Written exercise: Extract the lines that hold the string "উনসত".

Data records

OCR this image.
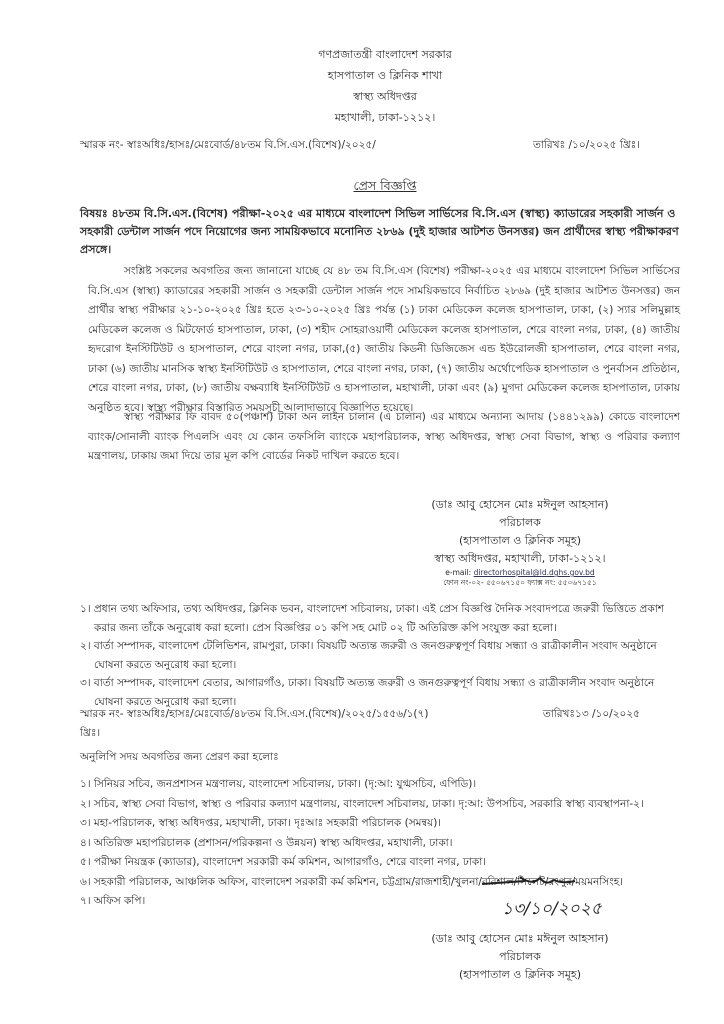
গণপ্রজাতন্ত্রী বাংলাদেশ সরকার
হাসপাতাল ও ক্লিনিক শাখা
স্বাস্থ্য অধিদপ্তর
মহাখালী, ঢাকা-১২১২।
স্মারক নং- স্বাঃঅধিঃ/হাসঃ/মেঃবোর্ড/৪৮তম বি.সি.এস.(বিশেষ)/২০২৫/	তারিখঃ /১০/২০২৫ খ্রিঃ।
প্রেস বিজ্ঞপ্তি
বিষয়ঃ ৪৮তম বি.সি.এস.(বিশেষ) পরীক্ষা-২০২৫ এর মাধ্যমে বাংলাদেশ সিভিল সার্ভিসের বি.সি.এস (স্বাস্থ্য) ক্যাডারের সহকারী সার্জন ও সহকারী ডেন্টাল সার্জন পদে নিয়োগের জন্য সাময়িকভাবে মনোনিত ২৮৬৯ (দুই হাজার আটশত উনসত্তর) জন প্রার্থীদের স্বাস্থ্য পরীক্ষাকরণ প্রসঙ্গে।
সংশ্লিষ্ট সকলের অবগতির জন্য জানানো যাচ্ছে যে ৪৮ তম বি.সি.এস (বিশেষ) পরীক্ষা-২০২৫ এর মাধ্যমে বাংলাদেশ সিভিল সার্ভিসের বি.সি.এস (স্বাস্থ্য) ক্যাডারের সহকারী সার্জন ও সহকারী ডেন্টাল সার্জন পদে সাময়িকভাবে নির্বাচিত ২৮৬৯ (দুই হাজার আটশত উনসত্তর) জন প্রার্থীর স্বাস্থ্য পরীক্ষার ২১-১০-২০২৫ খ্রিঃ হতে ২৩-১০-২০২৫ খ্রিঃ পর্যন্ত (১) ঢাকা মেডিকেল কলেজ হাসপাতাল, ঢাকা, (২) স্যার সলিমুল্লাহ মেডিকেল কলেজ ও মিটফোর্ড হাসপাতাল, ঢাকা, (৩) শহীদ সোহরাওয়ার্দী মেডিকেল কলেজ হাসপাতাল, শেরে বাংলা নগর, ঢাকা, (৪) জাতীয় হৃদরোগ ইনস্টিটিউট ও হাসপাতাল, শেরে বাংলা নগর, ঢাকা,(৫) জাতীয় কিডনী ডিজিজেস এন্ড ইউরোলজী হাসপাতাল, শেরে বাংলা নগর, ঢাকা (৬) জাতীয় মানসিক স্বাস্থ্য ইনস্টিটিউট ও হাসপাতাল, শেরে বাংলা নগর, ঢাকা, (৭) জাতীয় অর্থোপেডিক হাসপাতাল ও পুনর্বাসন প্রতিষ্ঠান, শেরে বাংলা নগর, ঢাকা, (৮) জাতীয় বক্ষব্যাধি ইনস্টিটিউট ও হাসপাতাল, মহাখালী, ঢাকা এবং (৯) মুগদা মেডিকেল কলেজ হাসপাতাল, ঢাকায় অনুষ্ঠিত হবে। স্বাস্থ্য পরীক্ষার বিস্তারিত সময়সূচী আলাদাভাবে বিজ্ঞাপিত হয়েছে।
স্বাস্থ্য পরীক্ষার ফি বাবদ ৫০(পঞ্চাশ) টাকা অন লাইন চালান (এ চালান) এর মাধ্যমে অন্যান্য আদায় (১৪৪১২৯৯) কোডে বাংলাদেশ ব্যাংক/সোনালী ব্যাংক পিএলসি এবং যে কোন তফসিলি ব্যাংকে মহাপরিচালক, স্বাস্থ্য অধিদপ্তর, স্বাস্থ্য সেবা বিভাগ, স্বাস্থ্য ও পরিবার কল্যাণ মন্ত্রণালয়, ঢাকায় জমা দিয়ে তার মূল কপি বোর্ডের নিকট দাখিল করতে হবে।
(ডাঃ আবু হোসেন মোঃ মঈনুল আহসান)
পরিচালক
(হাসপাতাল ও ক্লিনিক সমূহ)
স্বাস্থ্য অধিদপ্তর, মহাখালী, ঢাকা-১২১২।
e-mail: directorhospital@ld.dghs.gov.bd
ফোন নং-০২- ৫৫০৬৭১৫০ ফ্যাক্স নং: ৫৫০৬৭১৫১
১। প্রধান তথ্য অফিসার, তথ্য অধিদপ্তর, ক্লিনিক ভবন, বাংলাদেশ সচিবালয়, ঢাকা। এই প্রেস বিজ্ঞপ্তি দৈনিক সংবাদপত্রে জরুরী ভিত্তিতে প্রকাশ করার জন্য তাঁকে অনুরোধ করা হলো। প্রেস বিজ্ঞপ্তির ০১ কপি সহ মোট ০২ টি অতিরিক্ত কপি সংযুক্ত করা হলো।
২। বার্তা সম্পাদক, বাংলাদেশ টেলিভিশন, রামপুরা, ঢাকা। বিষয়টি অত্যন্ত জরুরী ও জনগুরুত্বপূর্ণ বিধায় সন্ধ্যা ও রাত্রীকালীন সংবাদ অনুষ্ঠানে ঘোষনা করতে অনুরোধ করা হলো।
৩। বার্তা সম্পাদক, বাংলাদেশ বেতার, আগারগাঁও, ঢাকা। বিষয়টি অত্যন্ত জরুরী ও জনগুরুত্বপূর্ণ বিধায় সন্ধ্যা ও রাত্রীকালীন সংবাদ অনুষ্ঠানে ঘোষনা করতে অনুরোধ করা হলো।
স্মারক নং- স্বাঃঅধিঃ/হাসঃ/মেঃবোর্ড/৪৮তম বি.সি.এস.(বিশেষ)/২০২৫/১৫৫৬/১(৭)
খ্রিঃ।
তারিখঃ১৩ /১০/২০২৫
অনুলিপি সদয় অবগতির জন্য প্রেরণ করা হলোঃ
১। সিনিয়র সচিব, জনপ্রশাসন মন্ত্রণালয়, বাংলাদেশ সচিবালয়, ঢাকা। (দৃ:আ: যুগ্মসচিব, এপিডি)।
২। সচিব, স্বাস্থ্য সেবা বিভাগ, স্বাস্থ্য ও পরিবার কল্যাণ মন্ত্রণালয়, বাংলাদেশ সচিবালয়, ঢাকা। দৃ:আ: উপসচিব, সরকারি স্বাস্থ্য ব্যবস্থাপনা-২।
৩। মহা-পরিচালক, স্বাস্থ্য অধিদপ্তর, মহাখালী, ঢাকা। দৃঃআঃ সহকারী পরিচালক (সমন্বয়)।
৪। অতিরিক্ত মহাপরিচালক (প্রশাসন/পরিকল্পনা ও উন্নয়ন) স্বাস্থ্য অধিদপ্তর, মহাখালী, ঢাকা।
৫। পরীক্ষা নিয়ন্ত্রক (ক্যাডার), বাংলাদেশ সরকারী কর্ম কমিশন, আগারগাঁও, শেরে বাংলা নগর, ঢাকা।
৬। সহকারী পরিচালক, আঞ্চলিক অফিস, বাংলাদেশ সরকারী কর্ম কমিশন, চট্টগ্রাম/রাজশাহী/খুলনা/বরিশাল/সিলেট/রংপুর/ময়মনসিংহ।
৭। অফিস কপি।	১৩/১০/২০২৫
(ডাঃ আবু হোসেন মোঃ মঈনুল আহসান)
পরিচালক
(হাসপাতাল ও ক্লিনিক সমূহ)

...

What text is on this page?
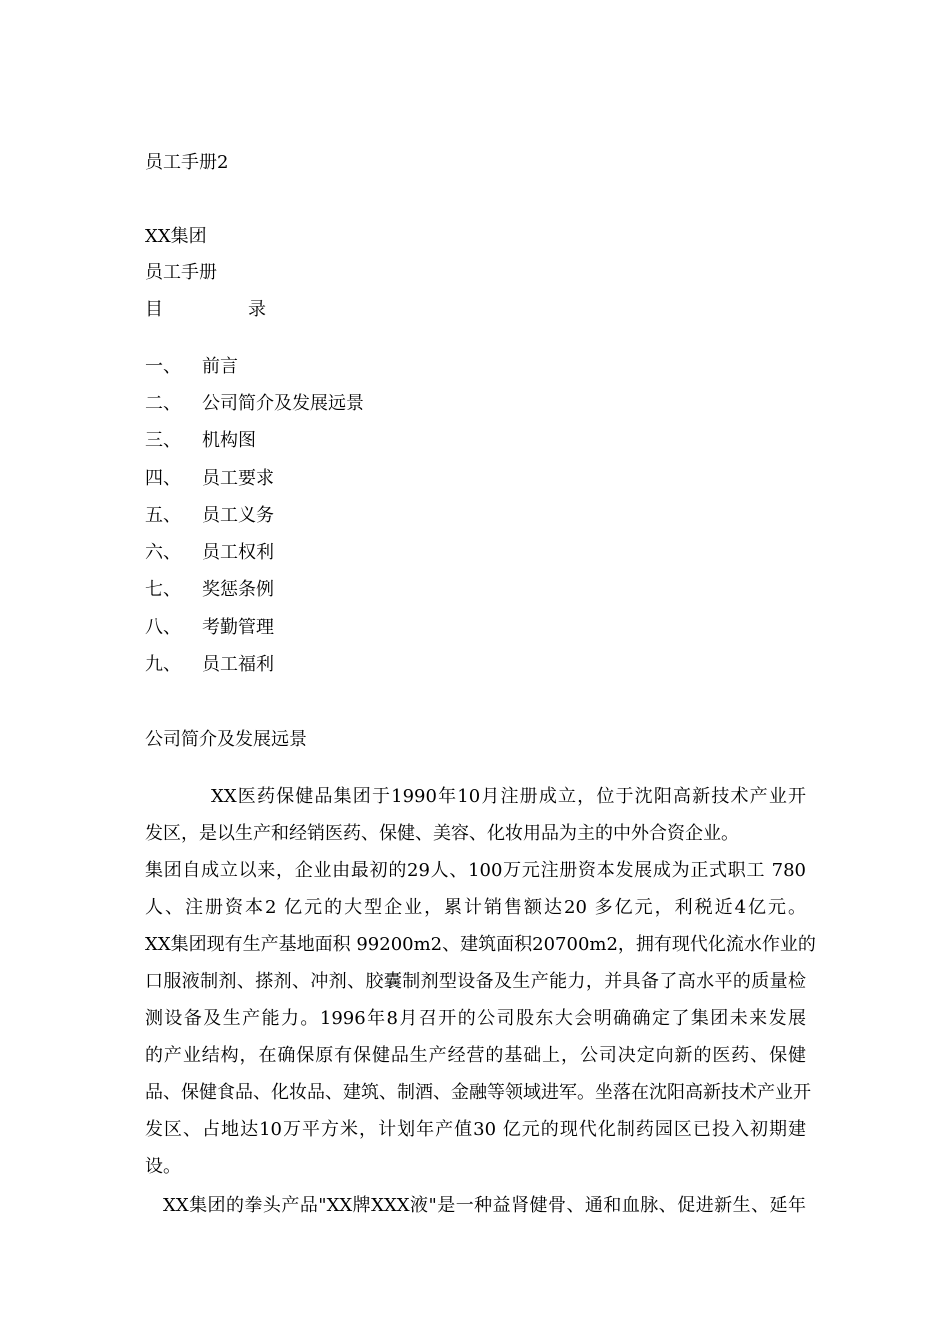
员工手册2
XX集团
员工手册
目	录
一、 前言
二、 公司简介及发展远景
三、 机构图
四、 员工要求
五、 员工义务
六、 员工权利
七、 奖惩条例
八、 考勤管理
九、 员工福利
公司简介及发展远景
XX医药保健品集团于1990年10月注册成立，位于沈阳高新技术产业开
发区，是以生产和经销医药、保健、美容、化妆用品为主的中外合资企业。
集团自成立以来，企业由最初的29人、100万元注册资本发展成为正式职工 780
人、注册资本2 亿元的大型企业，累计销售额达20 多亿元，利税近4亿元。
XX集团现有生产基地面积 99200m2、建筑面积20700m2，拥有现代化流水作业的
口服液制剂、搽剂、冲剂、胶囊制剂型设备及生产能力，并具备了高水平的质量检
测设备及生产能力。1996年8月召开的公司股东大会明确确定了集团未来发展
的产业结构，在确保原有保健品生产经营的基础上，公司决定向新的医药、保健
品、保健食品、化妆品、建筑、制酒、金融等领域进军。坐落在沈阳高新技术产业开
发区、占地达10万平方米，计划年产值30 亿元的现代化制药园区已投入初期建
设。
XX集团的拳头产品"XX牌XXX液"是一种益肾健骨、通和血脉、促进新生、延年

Response below:
বিষয়ঃ ৪৮তম বি.সি.এস.(বিশেষ) পরীক্ষা-২০২৫ এর মাধ্যমে বাংলাদেশ সিভিল সার্ভিসের বি.সি.এস (স্বাস্থ্য) ক্যাডারের সহকারী সার্জন ও সহকারী ডেন্টাল সার্জন পদে নিয়োগের জন্য সাময়িকভাবে মনোনিত ২৮৬৯ (দুই হাজার আটশত উনসত্তর) জন প্রার্থীদের স্বাস্থ্য পরীক্ষাকরণ প্রসঙ্গে।
সংশ্লিষ্ট সকলের অবগতির জন্য জানানো যাচ্ছে যে ৪৮ তম বি.সি.এস (বিশেষ) পরীক্ষা-২০২৫ এর মাধ্যমে বাংলাদেশ সিভিল সার্ভিসের বি.সি.এস (স্বাস্থ্য) ক্যাডারের সহকারী সার্জন ও সহকারী ডেন্টাল সার্জন পদে সাময়িকভাবে নির্বাচিত ২৮৬৯ (দুই হাজার আটশত উনসত্তর) জন প্রার্থীর স্বাস্থ্য পরীক্ষার ২১-১০-২০২৫ খ্রিঃ হতে ২৩-১০-২০২৫ খ্রিঃ পর্যন্ত (১) ঢাকা মেডিকেল কলেজ হাসপাতাল, ঢাকা, (২) স্যার সলিমুল্লাহ মেডিকেল কলেজ ও মিটফোর্ড হাসপাতাল, ঢাকা, (৩) শহীদ সোহরাওয়ার্দী মেডিকেল কলেজ হাসপাতাল, শেরে বাংলা নগর, ঢাকা, (৪) জাতীয় হৃদরোগ ইনস্টিটিউট ও হাসপাতাল, শেরে বাংলা নগর, ঢাকা,(৫) জাতীয় কিডনী ডিজিজেস এন্ড ইউরোলজী হাসপাতাল, শেরে বাংলা নগর, ঢাকা (৬) জাতীয় মানসিক স্বাস্থ্য ইনস্টিটিউট ও হাসপাতাল, শেরে বাংলা নগর, ঢাকা, (৭) জাতীয় অর্থোপেডিক হাসপাতাল ও পুনর্বাসন প্রতিষ্ঠান, শেরে বাংলা নগর, ঢাকা, (৮) জাতীয় বক্ষব্যাধি ইনস্টিটিউট ও হাসপাতাল, মহাখালী, ঢাকা এবং (৯) মুগদা মেডিকেল কলেজ হাসপাতাল, ঢাকায় অনুষ্ঠিত হবে। স্বাস্থ্য পরীক্ষার বিস্তারিত সময়সূচী আলাদাভাবে বিজ্ঞাপিত হয়েছে।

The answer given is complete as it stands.